■ SOLICITUD ESCRITA 1
Devuelve sin cambios el fragmento del texto sobre el sistema de sacrificios que va de "No deja de ser" a "(Mateo 18:12, 13).".
■ SOLICITUD ESCRITA 2
En el texto sobre el sistema de sacrificios, ¿cuáles son las primeras palabras registradas que Dios dirigió al hombre después de la caída?

━━━ EXTRACTO DE LA FUENTE ━━━

El sistema de sacrificios, tema 1
La primera vislumbre que obtenemos de Dios después que pecara el hombre, nos lo presenta andando en el huerto al fresco del día llamando a Adán: “¿Dónde estás tú?” (Génesis 3:9.) Es un cuadro a la vez hermoso y significativo. El hombre había pecado y desobedecido al Señor, pero Dios no lo abandonaba. Buscaba a Adán. Lo llamaba: “¿Dónde estás tú?”. Estas son las primeras palabras que se registran que hayan sido dirigidas por Dios al hombre después de la caída.
No deja de ser significativo que Dios nos sea así presentado. Él está buscando y llamando a Adán, buscando a un pecador que se está ocultando de él. Es un cuadro similar al que ofrece el padre en la parábola, que día tras día escruta el horizonte para ver si descubre al hijo pródigo, y corre a su encuentro cuando está “aún lejos” (Lucas 15:20). Es un cuadro similar al de aquel pastor que va “por los montes, dejadas las noventa y nueve, a buscar la que se había descarriado,” y “más se goza de aquélla, que de las noventa y nueve que no se descarriaron” (Mateo 18:12, 13).

━━━ REGISTROS PROPORCIONADOS ━━━

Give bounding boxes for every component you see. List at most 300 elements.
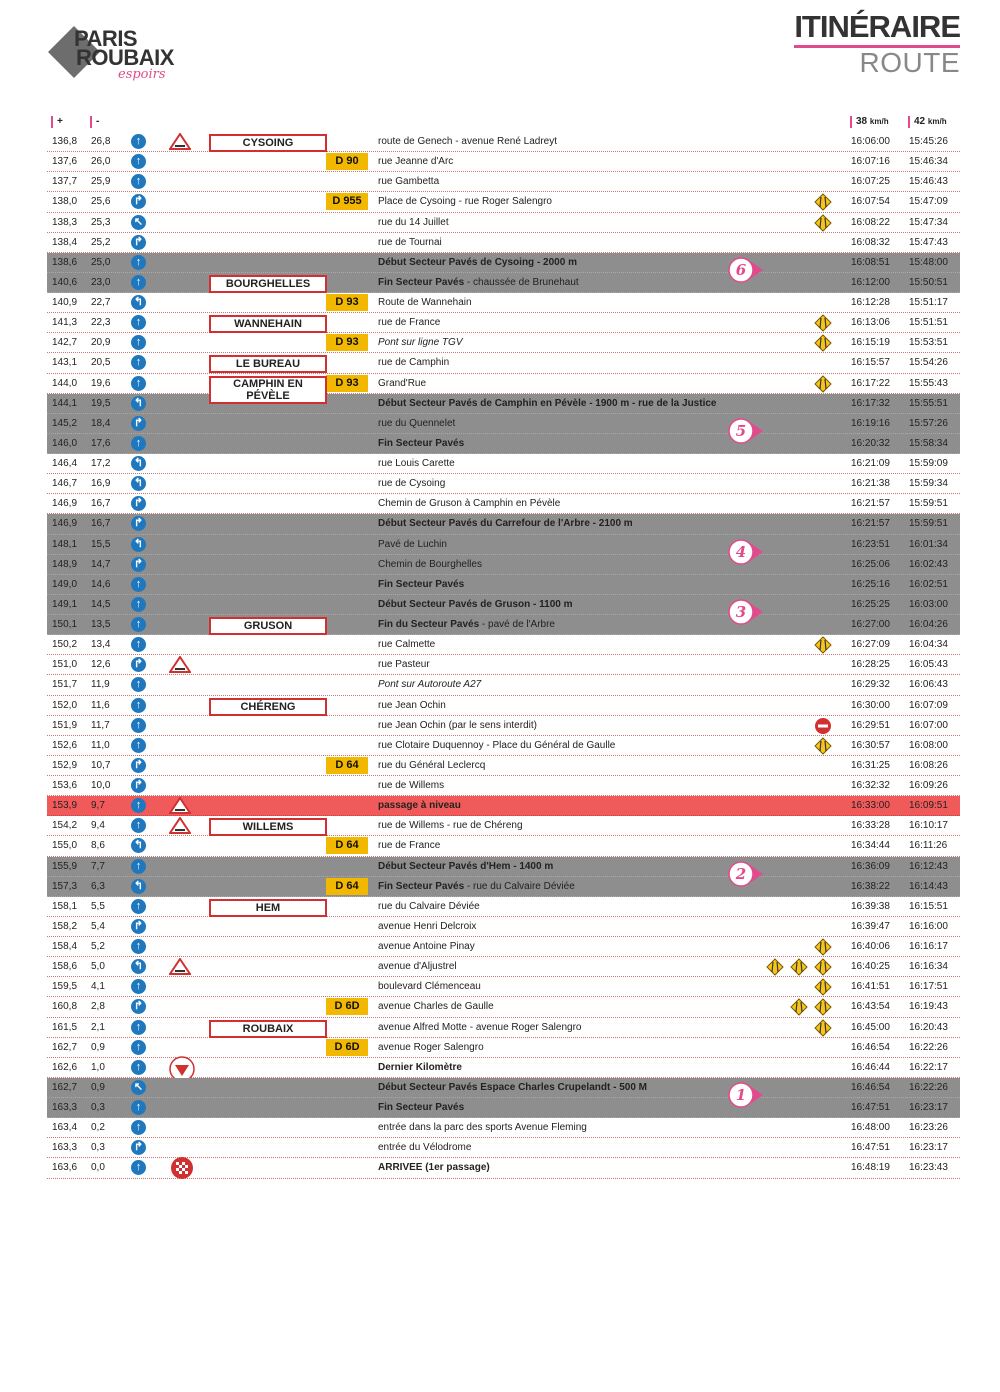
distance-covered: 144,1: [52, 397, 78, 409]
time-42kmh: 15:59:09: [909, 458, 948, 469]
direction-straight-icon: ↑: [131, 134, 146, 149]
direction-right-icon: ↱: [131, 758, 146, 773]
danger-triangle-icon: [169, 797, 191, 814]
table-row: [47, 615, 960, 635]
direction-straight-icon: ↑: [131, 597, 146, 612]
itinerary-table: [47, 132, 960, 1179]
distance-covered: 161,5: [52, 1021, 78, 1033]
sector-number: 5: [735, 421, 747, 440]
time-38kmh: 16:46:44: [851, 1061, 890, 1073]
time-42kmh: 16:19:43: [909, 1001, 948, 1013]
time-38kmh: 16:47:51: [851, 1142, 890, 1154]
cobble-sector-marker: [727, 598, 767, 626]
route-description: Chemin de Gruson à Camphin en Pévèle: [378, 498, 561, 510]
time-42kmh: 15:57:26: [909, 417, 948, 429]
distance-covered: 145,2: [52, 417, 78, 429]
road-number-badge: D 64: [326, 757, 368, 774]
route-description: rue Jean Ochin: [378, 699, 446, 711]
direction-straight-icon: ↑: [131, 174, 146, 189]
route-description: rue du Général Leclercq: [378, 759, 486, 771]
distance-covered: 140,6: [52, 276, 78, 288]
distance-remaining: 5,2: [91, 941, 105, 952]
direction-straight-icon: ↑: [131, 355, 146, 370]
distance-remaining: 9,4: [91, 820, 105, 832]
table-row: [47, 293, 960, 313]
time-42kmh: 16:07:00: [909, 719, 948, 731]
table-row: [47, 1098, 960, 1118]
table-row: [47, 877, 960, 897]
time-38kmh: 16:31:25: [851, 759, 890, 771]
distance-covered: 137,7: [52, 176, 78, 188]
time-42kmh: 16:15:51: [909, 900, 948, 912]
route-description: avenue Roger Salengro: [378, 1041, 484, 1053]
route-description: Grand'Rue: [378, 377, 427, 389]
table-row: [47, 696, 960, 716]
distance-remaining: 0,9: [91, 1041, 105, 1053]
time-38kmh: 16:40:06: [851, 941, 890, 952]
distance-remaining: 13,5: [91, 619, 111, 630]
time-38kmh: 16:40:25: [851, 961, 890, 973]
table-row: [47, 132, 960, 152]
distance-remaining: 25,6: [91, 196, 111, 208]
direction-right-icon: ↱: [131, 416, 146, 431]
route-description: rue du Quennelet: [378, 417, 456, 429]
time-42kmh: 15:55:43: [909, 377, 948, 389]
road-number-badge: D 93: [326, 334, 368, 351]
distance-remaining: 11,9: [91, 679, 110, 691]
table-row: [47, 997, 960, 1017]
time-38kmh: 16:38:22: [851, 880, 890, 892]
distance-covered: 136,8: [52, 136, 78, 147]
paris-roubaix-logo: [46, 22, 186, 92]
cobble-sector-marker: [727, 256, 767, 284]
distance-covered: 138,3: [52, 216, 78, 228]
route-description: avenue Antoine Pinay: [378, 941, 475, 952]
distance-remaining: 13,4: [91, 639, 111, 651]
distance-covered: 146,0: [52, 437, 78, 449]
time-38kmh: 16:19:16: [851, 417, 890, 429]
direction-left-icon: ↰: [131, 396, 146, 411]
time-38kmh: 16:13:06: [851, 317, 890, 329]
distance-covered: 154,2: [52, 820, 78, 832]
route-description: ARRIVEE (1er passage): [378, 1162, 490, 1174]
route-description: entrée dans la parc des sports Avenue Fleming: [378, 1122, 587, 1134]
header-distance-remaining: -: [90, 116, 99, 128]
distance-remaining: 16,7: [91, 498, 111, 510]
route-description: rue de France: [378, 840, 441, 852]
table-row: [47, 1058, 960, 1078]
time-42kmh: 16:09:26: [909, 780, 948, 791]
time-38kmh: 16:48:19: [851, 1162, 890, 1174]
time-42kmh: 16:02:43: [909, 558, 948, 570]
distance-remaining: 11,0: [91, 739, 110, 751]
sector-number: 4: [735, 542, 747, 561]
distance-remaining: 11,6: [91, 699, 110, 711]
finish-flag-icon: [169, 1156, 195, 1180]
distance-covered: 152,6: [52, 739, 78, 751]
document-title: [794, 10, 960, 78]
table-row: [47, 273, 960, 293]
road-number-badge: D 955: [326, 193, 368, 210]
route-description: boulevard Clémenceau: [378, 981, 481, 993]
distance-remaining: 17,6: [91, 437, 111, 449]
table-row: [47, 555, 960, 575]
time-42kmh: 15:45:26: [909, 136, 948, 147]
distance-covered: 140,9: [52, 297, 78, 308]
distance-remaining: 7,7: [91, 860, 105, 872]
direction-left-icon: ↰: [131, 476, 146, 491]
distance-remaining: 5,4: [91, 920, 105, 932]
distance-remaining: 0,9: [91, 1081, 105, 1093]
route-description: rue de Camphin: [378, 357, 450, 369]
time-42kmh: 16:09:51: [909, 800, 948, 812]
table-row: [47, 1158, 960, 1178]
road-number-badge: D 64: [326, 837, 368, 854]
table-row: [47, 917, 960, 937]
distance-covered: 158,6: [52, 961, 78, 973]
cobble-sector-marker: [727, 860, 767, 888]
distance-covered: 146,7: [52, 478, 78, 490]
direction-straight-icon: ↑: [131, 698, 146, 713]
direction-straight-icon: ↑: [131, 738, 146, 753]
distance-covered: 148,9: [52, 558, 78, 570]
time-38kmh: 16:39:38: [851, 900, 890, 912]
distance-remaining: 9,7: [91, 800, 105, 812]
town-name: CAMPHIN EN PÉVÈLE: [209, 376, 327, 404]
distance-covered: 146,9: [52, 518, 78, 530]
distance-covered: 150,2: [52, 639, 78, 651]
distance-remaining: 16,7: [91, 518, 111, 530]
table-row: [47, 1038, 960, 1058]
distance-remaining: 11,7: [91, 719, 110, 731]
time-38kmh: 16:27:09: [851, 639, 890, 651]
table-row: [47, 313, 960, 333]
route-description: Dernier Kilomètre: [378, 1061, 462, 1073]
town-name: HEM: [209, 899, 327, 917]
time-42kmh: 16:16:34: [909, 961, 948, 973]
time-42kmh: 16:11:26: [909, 840, 948, 852]
time-42kmh: 15:48:00: [909, 256, 948, 268]
distance-remaining: 2,1: [91, 1021, 105, 1033]
direction-right-icon: ↱: [131, 999, 146, 1014]
direction-right-icon: ↱: [131, 1140, 146, 1155]
direction-straight-icon: ↑: [131, 1040, 146, 1055]
distance-remaining: 25,2: [91, 236, 111, 248]
distance-covered: 146,4: [52, 458, 78, 469]
distance-remaining: 10,0: [91, 780, 111, 791]
time-38kmh: 16:32:32: [851, 780, 890, 791]
sector-number: 3: [735, 602, 747, 621]
direction-left-icon: ↰: [131, 879, 146, 894]
time-38kmh: 16:41:51: [851, 981, 890, 993]
route-description: Route de Wannehain: [378, 297, 472, 308]
sector-number: 2: [735, 864, 747, 883]
direction-straight-icon: ↑: [131, 577, 146, 592]
table-row: [47, 535, 960, 561]
table-row: [47, 474, 960, 494]
direction-straight-icon: ↑: [131, 154, 146, 169]
time-38kmh: 16:30:57: [851, 739, 890, 751]
table-row: [47, 454, 960, 474]
time-42kmh: 16:08:26: [909, 759, 948, 771]
time-42kmh: 15:51:17: [909, 297, 948, 308]
distance-covered: 151,9: [52, 719, 78, 731]
time-42kmh: 16:04:26: [909, 619, 948, 630]
time-38kmh: 16:47:51: [851, 1102, 890, 1113]
direction-straight-icon: ↑: [131, 637, 146, 652]
direction-right-icon: ↱: [131, 496, 146, 511]
table-row: [47, 716, 960, 736]
time-38kmh: 16:07:16: [851, 156, 890, 168]
table-row: [47, 353, 960, 373]
distance-remaining: 0,3: [91, 1102, 105, 1113]
table-row: [47, 1078, 960, 1104]
distance-remaining: 18,4: [91, 417, 111, 429]
time-42kmh: 15:47:09: [909, 196, 948, 208]
distance-covered: 149,1: [52, 598, 78, 610]
route-description: entrée du Vélodrome: [378, 1142, 472, 1154]
road-number-badge: D 93: [326, 294, 368, 311]
distance-remaining: 16,9: [91, 478, 111, 490]
distance-remaining: 14,7: [91, 558, 111, 570]
route-description: passage à niveau: [378, 800, 461, 812]
distance-covered: 142,7: [52, 337, 78, 349]
route-description: rue Clotaire Duquennoy - Place du Général de Gaulle: [378, 739, 616, 751]
distance-covered: 162,6: [52, 1061, 78, 1073]
time-42kmh: 15:46:34: [909, 156, 948, 168]
route-description: rue Louis Carette: [378, 458, 455, 469]
table-row: [47, 595, 960, 621]
direction-right-icon: ↱: [131, 919, 146, 934]
time-42kmh: 16:05:43: [909, 659, 948, 671]
route-description: rue de France: [378, 317, 441, 329]
route-description: Fin Secteur Pavés: [378, 437, 465, 449]
table-row: [47, 937, 960, 957]
distance-remaining: 26,0: [91, 156, 111, 168]
distance-remaining: 19,6: [91, 377, 111, 389]
table-row: [47, 152, 960, 172]
header-distance-covered: +: [51, 116, 63, 128]
table-row: [47, 655, 960, 675]
distance-covered: 144,0: [52, 377, 78, 389]
direction-straight-icon: ↑: [131, 1120, 146, 1135]
title-itineraire: ITINÉRAIRE: [794, 10, 960, 48]
distance-remaining: 12,6: [91, 659, 111, 671]
table-row: [47, 494, 960, 514]
time-42kmh: 16:17:51: [909, 981, 948, 993]
table-row: [47, 514, 960, 534]
road-number-badge: D 6D: [326, 998, 368, 1015]
distance-remaining: 14,5: [91, 598, 111, 610]
time-38kmh: 16:29:32: [851, 679, 890, 691]
time-38kmh: 16:21:38: [851, 478, 890, 490]
logo-line2: ROUBAIX: [76, 45, 174, 70]
direction-straight-icon: ↑: [131, 859, 146, 874]
direction-left-icon: ↰: [131, 295, 146, 310]
road-number-badge: D 64: [326, 878, 368, 895]
header-speed-42: 42 km/h: [908, 116, 947, 128]
table-row: [47, 374, 960, 402]
distance-covered: 155,9: [52, 860, 78, 872]
route-description: avenue d'Aljustrel: [378, 961, 457, 973]
sector-number: 6: [735, 260, 747, 279]
table-row: [47, 192, 960, 212]
route-description: Fin Secteur Pavés - rue du Calvaire Déviée: [378, 880, 575, 892]
danger-triangle-icon: [169, 958, 191, 975]
direction-straight-icon: ↑: [131, 335, 146, 350]
time-42kmh: 16:03:00: [909, 598, 948, 610]
town-name: CHÉRENG: [209, 698, 327, 716]
route-description: avenue Henri Delcroix: [378, 920, 477, 932]
table-row: [47, 575, 960, 595]
route-description: rue Calmette: [378, 639, 436, 651]
time-42kmh: 16:07:09: [909, 699, 948, 711]
time-38kmh: 16:21:09: [851, 458, 890, 469]
time-42kmh: 16:23:17: [909, 1102, 948, 1113]
distance-remaining: 2,8: [91, 1001, 105, 1013]
route-description: rue du 14 Juillet: [378, 216, 449, 228]
time-42kmh: 16:23:43: [909, 1162, 948, 1174]
time-42kmh: 16:23:17: [909, 1142, 948, 1154]
distance-covered: 158,2: [52, 920, 78, 932]
time-42kmh: 15:59:51: [909, 518, 948, 530]
time-42kmh: 16:08:00: [909, 739, 948, 751]
distance-remaining: 25,9: [91, 176, 111, 188]
distance-covered: 158,4: [52, 941, 78, 952]
road-number-badge: D 90: [326, 153, 368, 170]
distance-covered: 163,6: [52, 1162, 78, 1174]
distance-remaining: 4,1: [91, 981, 105, 993]
time-42kmh: 16:20:43: [909, 1021, 948, 1033]
direction-left-icon: ↰: [131, 537, 146, 552]
direction-left-icon: ↰: [131, 838, 146, 853]
town-name: WILLEMS: [209, 818, 327, 836]
distance-covered: 163,3: [52, 1142, 78, 1154]
distance-covered: 152,0: [52, 699, 78, 711]
time-38kmh: 16:21:57: [851, 498, 890, 510]
direction-straight-icon: ↑: [131, 677, 146, 692]
distance-covered: 162,7: [52, 1081, 78, 1093]
table-row: [47, 172, 960, 192]
table-row: [47, 897, 960, 917]
distance-covered: 159,5: [52, 981, 78, 993]
direction-straight-icon: ↑: [131, 436, 146, 451]
cobble-sector-marker: [727, 1081, 767, 1109]
distance-covered: 152,9: [52, 759, 78, 771]
route-description: Pont sur Autoroute A27: [378, 679, 482, 691]
time-42kmh: 16:16:17: [909, 941, 948, 952]
distance-covered: 141,3: [52, 317, 78, 329]
distance-covered: 150,1: [52, 619, 78, 630]
distance-covered: 155,0: [52, 840, 78, 852]
distance-remaining: 25,0: [91, 256, 111, 268]
time-42kmh: 15:53:51: [909, 337, 948, 349]
town-name: BOURGHELLES: [209, 275, 327, 293]
distance-remaining: 22,3: [91, 317, 111, 329]
distance-covered: 157,3: [52, 880, 78, 892]
route-description: avenue Alfred Motte - avenue Roger Salengro: [378, 1021, 582, 1033]
table-row: [47, 675, 960, 695]
time-42kmh: 16:16:00: [909, 920, 948, 932]
table-row: [47, 1138, 960, 1158]
direction-straight-icon: ↑: [131, 939, 146, 954]
danger-triangle-icon: [169, 656, 191, 673]
table-row: [47, 394, 960, 414]
route-description: rue de Willems - rue de Chéreng: [378, 820, 523, 832]
time-42kmh: 16:22:26: [909, 1081, 948, 1093]
route-description: Fin Secteur Pavés: [378, 1102, 465, 1113]
route-description: Début Secteur Pavés du Carrefour de l'Arbre - 2100 m: [378, 518, 633, 530]
distance-remaining: 23,0: [91, 276, 111, 288]
direction-right-icon: ↱: [131, 235, 146, 250]
route-description: Chemin de Bourghelles: [378, 558, 482, 570]
logo-line1: PARIS: [74, 26, 138, 51]
time-38kmh: 16:34:44: [851, 840, 890, 852]
distance-remaining: 14,6: [91, 578, 111, 590]
road-number-badge: D 93: [326, 375, 368, 392]
table-row: [47, 816, 960, 836]
direction-right-icon: ↱: [131, 657, 146, 672]
town-name: ROUBAIX: [209, 1020, 327, 1038]
route-description: route de Genech - avenue René Ladreyt: [378, 136, 558, 147]
route-description: rue Jean Ochin (par le sens interdit): [378, 719, 537, 731]
table-row: [47, 253, 960, 279]
table-row: [47, 977, 960, 997]
route-description: Pont sur ligne TGV: [378, 337, 463, 349]
column-headers: [47, 114, 960, 132]
table-row: [47, 635, 960, 655]
distance-remaining: 17,2: [91, 458, 111, 469]
direction-straight-icon: ↑: [131, 1060, 146, 1075]
route-description: rue Pasteur: [378, 659, 430, 671]
distance-covered: 137,6: [52, 156, 78, 168]
table-row: [47, 756, 960, 776]
table-row: [47, 414, 960, 440]
time-38kmh: 16:25:06: [851, 558, 890, 570]
table-row: [47, 796, 960, 816]
time-38kmh: 16:33:00: [851, 800, 890, 812]
distance-remaining: 5,5: [91, 900, 105, 912]
time-38kmh: 16:07:54: [851, 196, 890, 208]
distance-remaining: 22,7: [91, 297, 111, 308]
distance-remaining: 20,5: [91, 357, 111, 369]
table-row: [47, 836, 960, 856]
route-description: Début Secteur Pavés Espace Charles Crupelandt - 500 M: [378, 1081, 647, 1093]
direction-right-icon: ↱: [131, 516, 146, 531]
distance-covered: 163,3: [52, 1102, 78, 1113]
table-row: [47, 857, 960, 883]
time-38kmh: 16:15:19: [851, 337, 890, 349]
direction-bear-left-icon: ↖: [131, 1080, 146, 1095]
route-description: Pavé de Luchin: [378, 538, 447, 550]
distance-covered: 138,6: [52, 256, 78, 268]
logo-script: espoirs: [118, 67, 166, 82]
time-38kmh: 16:33:28: [851, 820, 890, 832]
danger-triangle-icon: [169, 817, 191, 834]
direction-straight-icon: ↑: [131, 617, 146, 632]
time-42kmh: 15:54:26: [909, 357, 948, 369]
distance-covered: 158,1: [52, 900, 78, 912]
route-description: Fin Secteur Pavés: [378, 578, 465, 590]
direction-straight-icon: ↑: [131, 718, 146, 733]
time-42kmh: 15:47:43: [909, 236, 948, 248]
time-38kmh: 16:17:22: [851, 377, 890, 389]
distance-covered: 149,0: [52, 578, 78, 590]
route-description: Fin Secteur Pavés - chaussée de Brunehaut: [378, 276, 579, 288]
distance-covered: 153,6: [52, 780, 78, 791]
time-38kmh: 16:21:57: [851, 518, 890, 530]
time-42kmh: 16:14:43: [909, 880, 948, 892]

━━━

■ RESULTADO COMPLETO 1
No deja de ser significativo que Dios nos sea así presentado. Él está buscando y llamando a Adán, buscando a un pecador que se está ocultando de él. Es un cuadro similar al que ofrece el padre en la parábola, que día tras día escruta el horizonte para ver si descubre al hijo pródigo, y corre a su encuentro cuando está “aún lejos” (Lucas 15:20). Es un cuadro similar al de aquel pastor que va “por los montes, dejadas las noventa y nueve, a buscar la que se había descarriado,” y “más se goza de aquélla, que de las noventa y nueve que no se descarriaron” (Mateo 18:12, 13).

■ RESULTADO COMPLETO 2
“¿Dónde estás tú?”